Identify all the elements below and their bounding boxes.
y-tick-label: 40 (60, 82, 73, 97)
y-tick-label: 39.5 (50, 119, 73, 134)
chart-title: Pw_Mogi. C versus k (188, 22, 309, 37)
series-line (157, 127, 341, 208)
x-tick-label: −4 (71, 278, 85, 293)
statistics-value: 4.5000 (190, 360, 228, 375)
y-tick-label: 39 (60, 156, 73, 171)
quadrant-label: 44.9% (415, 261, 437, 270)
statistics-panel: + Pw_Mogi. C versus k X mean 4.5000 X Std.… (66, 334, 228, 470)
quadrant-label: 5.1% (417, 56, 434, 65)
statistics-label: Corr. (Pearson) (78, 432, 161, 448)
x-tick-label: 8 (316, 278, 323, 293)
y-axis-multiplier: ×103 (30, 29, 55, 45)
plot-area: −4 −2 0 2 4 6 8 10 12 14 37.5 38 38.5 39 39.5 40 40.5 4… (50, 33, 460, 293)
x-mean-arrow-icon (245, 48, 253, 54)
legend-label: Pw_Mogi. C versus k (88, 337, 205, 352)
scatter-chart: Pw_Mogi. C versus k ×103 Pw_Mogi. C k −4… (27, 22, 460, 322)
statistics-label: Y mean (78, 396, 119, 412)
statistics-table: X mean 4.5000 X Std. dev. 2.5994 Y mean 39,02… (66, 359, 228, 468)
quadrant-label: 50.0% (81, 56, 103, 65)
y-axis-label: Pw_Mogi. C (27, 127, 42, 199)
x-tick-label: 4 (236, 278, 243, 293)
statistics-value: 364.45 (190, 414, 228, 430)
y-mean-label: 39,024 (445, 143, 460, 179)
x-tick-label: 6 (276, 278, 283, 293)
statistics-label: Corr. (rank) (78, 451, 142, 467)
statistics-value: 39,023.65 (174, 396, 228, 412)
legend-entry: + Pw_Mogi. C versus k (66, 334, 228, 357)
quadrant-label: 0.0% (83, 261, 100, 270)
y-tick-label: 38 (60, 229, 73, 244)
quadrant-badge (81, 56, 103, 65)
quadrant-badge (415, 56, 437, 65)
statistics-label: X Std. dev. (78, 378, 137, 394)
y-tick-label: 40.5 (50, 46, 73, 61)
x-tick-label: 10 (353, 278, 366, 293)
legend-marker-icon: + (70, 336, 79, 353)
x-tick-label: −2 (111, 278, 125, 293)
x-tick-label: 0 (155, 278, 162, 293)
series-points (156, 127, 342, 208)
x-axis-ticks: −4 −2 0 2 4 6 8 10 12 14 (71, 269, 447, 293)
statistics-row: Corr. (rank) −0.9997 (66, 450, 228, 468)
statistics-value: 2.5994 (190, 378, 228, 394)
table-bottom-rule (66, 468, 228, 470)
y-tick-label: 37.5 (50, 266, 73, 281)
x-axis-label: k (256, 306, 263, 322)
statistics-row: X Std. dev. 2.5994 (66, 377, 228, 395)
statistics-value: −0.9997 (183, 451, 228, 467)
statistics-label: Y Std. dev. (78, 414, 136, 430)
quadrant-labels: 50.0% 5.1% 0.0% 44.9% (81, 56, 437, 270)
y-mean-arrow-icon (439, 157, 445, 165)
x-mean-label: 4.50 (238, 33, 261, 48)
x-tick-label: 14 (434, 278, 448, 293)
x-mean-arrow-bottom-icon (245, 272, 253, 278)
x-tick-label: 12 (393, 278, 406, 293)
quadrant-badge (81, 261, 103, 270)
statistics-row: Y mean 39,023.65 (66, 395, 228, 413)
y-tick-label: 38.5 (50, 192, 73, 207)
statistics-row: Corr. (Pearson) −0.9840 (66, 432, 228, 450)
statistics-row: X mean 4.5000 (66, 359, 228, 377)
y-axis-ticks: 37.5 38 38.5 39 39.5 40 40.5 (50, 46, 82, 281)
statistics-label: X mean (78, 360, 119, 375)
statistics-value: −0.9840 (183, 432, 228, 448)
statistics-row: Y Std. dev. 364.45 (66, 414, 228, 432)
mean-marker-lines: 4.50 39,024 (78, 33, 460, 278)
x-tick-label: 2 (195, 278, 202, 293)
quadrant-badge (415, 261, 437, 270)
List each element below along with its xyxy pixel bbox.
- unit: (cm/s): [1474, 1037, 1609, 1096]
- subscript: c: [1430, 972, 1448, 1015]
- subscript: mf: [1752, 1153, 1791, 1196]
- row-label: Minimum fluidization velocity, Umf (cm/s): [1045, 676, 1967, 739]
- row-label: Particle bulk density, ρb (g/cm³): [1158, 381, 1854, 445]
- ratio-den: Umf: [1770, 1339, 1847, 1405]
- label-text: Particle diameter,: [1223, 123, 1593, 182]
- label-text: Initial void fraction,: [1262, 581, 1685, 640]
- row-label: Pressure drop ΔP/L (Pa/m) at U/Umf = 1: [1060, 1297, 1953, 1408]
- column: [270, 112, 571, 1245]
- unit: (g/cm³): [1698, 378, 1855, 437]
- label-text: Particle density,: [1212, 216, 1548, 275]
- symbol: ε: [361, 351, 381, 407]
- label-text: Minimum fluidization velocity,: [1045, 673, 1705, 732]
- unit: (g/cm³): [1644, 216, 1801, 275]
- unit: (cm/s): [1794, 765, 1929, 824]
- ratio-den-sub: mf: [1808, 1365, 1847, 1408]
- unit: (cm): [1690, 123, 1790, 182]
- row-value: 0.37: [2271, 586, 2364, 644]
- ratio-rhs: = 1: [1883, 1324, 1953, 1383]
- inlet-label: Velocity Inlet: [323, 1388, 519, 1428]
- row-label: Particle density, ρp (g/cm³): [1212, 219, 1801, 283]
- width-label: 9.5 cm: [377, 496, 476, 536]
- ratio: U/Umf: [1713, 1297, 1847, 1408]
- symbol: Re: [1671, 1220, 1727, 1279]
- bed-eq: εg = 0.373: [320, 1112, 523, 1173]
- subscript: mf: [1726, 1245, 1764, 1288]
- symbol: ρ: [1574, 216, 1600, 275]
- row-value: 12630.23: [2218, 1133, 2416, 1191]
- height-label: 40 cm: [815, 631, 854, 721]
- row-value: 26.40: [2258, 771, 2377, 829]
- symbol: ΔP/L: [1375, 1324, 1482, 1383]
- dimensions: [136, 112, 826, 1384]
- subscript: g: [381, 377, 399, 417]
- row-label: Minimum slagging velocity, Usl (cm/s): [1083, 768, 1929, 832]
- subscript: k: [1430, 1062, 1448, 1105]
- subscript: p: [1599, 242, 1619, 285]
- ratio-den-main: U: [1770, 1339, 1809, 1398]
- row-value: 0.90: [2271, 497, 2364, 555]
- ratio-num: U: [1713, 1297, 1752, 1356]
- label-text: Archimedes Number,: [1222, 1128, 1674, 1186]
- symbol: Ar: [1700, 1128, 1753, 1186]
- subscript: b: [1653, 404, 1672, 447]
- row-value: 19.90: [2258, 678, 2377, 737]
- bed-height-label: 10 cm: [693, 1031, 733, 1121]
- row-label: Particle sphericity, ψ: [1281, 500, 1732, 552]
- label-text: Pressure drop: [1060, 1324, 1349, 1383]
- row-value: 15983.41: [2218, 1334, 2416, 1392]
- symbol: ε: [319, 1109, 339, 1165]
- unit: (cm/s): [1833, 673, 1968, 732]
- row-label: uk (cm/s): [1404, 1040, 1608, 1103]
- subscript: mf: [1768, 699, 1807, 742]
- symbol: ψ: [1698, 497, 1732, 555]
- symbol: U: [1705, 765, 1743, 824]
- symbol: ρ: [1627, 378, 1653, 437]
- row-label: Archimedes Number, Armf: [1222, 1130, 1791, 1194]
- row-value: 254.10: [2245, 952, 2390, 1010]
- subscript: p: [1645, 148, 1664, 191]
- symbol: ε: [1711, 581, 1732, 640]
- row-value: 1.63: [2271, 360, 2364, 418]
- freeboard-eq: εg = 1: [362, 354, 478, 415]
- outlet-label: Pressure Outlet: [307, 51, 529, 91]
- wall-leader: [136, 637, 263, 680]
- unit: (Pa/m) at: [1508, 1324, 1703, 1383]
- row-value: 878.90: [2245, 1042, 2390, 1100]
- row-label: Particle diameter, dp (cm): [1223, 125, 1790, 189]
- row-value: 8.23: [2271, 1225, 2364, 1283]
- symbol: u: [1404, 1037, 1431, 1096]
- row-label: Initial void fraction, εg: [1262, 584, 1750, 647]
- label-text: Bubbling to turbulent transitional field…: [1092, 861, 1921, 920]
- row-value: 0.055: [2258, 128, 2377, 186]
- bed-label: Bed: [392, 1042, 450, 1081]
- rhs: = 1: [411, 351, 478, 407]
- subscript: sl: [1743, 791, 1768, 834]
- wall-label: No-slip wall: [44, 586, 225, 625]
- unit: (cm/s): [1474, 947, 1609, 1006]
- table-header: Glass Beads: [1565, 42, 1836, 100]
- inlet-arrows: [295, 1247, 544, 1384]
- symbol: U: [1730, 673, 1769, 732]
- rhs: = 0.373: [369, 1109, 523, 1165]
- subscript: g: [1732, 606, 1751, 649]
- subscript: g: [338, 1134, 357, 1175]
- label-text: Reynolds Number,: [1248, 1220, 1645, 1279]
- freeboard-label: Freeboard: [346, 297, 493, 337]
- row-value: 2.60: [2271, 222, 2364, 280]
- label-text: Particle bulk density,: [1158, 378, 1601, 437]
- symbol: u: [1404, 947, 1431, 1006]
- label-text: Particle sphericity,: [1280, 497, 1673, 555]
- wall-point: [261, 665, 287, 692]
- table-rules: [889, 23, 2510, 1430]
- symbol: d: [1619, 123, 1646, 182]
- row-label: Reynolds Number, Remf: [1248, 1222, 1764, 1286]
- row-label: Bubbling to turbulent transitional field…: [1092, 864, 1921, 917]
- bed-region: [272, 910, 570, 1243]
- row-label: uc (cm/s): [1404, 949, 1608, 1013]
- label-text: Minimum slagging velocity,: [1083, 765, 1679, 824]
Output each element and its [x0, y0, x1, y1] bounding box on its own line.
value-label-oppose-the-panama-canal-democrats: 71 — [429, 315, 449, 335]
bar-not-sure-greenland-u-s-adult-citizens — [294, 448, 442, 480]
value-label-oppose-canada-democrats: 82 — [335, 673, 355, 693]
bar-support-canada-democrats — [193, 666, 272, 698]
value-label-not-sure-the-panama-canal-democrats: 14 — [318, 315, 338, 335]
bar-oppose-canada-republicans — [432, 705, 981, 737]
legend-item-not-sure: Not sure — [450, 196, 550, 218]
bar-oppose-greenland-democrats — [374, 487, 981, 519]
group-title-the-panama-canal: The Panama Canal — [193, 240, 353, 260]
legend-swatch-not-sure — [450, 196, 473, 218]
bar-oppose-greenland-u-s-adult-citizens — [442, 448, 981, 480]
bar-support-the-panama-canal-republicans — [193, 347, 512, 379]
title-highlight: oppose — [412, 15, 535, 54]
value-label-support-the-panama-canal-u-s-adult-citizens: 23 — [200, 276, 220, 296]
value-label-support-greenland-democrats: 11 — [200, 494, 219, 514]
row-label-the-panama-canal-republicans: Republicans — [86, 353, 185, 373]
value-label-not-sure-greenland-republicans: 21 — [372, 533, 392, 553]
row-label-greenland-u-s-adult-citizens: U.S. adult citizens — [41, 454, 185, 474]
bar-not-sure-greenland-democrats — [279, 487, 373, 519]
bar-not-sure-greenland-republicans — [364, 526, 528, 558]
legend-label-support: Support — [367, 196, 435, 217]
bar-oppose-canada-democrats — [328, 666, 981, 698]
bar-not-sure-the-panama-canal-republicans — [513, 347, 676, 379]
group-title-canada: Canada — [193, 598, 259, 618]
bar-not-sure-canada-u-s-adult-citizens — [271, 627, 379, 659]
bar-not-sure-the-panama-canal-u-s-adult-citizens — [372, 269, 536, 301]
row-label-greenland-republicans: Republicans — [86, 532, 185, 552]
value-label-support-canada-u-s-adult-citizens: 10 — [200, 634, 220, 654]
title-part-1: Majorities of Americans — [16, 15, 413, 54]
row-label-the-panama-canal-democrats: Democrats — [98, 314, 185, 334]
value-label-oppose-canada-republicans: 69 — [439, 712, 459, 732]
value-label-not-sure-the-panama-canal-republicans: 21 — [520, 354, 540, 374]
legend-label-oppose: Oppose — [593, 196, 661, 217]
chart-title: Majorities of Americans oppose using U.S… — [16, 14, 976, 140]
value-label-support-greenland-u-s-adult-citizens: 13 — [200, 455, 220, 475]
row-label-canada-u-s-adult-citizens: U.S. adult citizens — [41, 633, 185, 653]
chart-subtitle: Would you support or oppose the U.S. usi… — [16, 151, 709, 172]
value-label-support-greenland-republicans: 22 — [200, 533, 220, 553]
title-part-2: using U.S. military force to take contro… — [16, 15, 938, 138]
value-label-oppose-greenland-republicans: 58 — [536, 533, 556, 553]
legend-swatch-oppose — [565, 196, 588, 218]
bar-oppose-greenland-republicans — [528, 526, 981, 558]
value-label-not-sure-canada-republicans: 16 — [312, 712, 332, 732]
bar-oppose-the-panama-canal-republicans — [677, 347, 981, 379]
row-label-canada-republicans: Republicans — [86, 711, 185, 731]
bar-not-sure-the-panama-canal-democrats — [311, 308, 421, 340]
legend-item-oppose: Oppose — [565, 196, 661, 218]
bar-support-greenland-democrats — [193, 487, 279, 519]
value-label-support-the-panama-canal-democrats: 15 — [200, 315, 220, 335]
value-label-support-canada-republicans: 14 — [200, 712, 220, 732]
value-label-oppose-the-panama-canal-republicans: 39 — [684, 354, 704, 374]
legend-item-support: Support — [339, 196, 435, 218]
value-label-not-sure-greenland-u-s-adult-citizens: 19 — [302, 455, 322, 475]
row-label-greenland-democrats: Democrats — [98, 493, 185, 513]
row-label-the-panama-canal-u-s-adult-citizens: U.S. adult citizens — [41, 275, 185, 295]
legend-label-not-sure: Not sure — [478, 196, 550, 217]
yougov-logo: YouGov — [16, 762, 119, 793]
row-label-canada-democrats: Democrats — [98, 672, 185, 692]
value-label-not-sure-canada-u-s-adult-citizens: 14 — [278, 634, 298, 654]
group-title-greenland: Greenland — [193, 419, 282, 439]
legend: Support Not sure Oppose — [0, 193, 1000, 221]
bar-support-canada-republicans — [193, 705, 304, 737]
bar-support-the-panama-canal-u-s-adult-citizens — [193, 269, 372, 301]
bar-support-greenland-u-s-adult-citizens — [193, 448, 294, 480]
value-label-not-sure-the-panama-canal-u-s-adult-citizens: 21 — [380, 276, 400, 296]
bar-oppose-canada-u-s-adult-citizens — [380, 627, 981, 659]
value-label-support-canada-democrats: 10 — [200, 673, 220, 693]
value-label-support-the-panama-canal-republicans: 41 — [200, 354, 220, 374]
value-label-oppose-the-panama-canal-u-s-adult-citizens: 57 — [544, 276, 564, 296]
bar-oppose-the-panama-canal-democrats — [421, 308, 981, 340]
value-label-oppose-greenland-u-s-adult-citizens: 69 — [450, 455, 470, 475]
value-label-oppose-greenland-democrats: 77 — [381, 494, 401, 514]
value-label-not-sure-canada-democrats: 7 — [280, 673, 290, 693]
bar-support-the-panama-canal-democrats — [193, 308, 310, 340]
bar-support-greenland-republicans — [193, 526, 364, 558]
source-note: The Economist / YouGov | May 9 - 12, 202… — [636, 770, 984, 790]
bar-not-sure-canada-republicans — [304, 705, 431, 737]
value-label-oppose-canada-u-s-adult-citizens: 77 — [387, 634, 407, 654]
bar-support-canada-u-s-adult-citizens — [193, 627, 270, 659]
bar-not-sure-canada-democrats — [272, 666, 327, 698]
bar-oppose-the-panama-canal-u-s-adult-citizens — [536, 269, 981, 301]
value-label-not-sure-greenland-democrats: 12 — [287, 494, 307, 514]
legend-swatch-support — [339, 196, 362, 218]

_ _ _

## [Short problem]
Update the records from the first line through the line containing "statistics-table: X mean" by changing every "y-tick-label" to "y-axis-tick-label". Return only those lines, with nothing else altered.

## [Expected answer]
Identify all the elements below and their bounding boxes.
y-axis-tick-label: 40 (60, 82, 73, 97)
y-axis-tick-label: 39.5 (50, 119, 73, 134)
chart-title: Pw_Mogi. C versus k (188, 22, 309, 37)
series-line (157, 127, 341, 208)
x-tick-label: −4 (71, 278, 85, 293)
statistics-value: 4.5000 (190, 360, 228, 375)
y-axis-tick-label: 39 (60, 156, 73, 171)
quadrant-label: 44.9% (415, 261, 437, 270)
statistics-panel: + Pw_Mogi. C versus k X mean 4.5000 X Std.… (66, 334, 228, 470)
quadrant-label: 5.1% (417, 56, 434, 65)
statistics-label: Corr. (Pearson) (78, 432, 161, 448)
x-tick-label: 8 (316, 278, 323, 293)
y-axis-multiplier: ×103 (30, 29, 55, 45)
plot-area: −4 −2 0 2 4 6 8 10 12 14 37.5 38 38.5 39 39.5 40 40.5 4… (50, 33, 460, 293)
x-mean-arrow-icon (245, 48, 253, 54)
legend-label: Pw_Mogi. C versus k (88, 337, 205, 352)
scatter-chart: Pw_Mogi. C versus k ×103 Pw_Mogi. C k −4… (27, 22, 460, 322)
statistics-label: Y mean (78, 396, 119, 412)
statistics-table: X mean 4.5000 X Std. dev. 2.5994 Y mean 39,02… (66, 359, 228, 468)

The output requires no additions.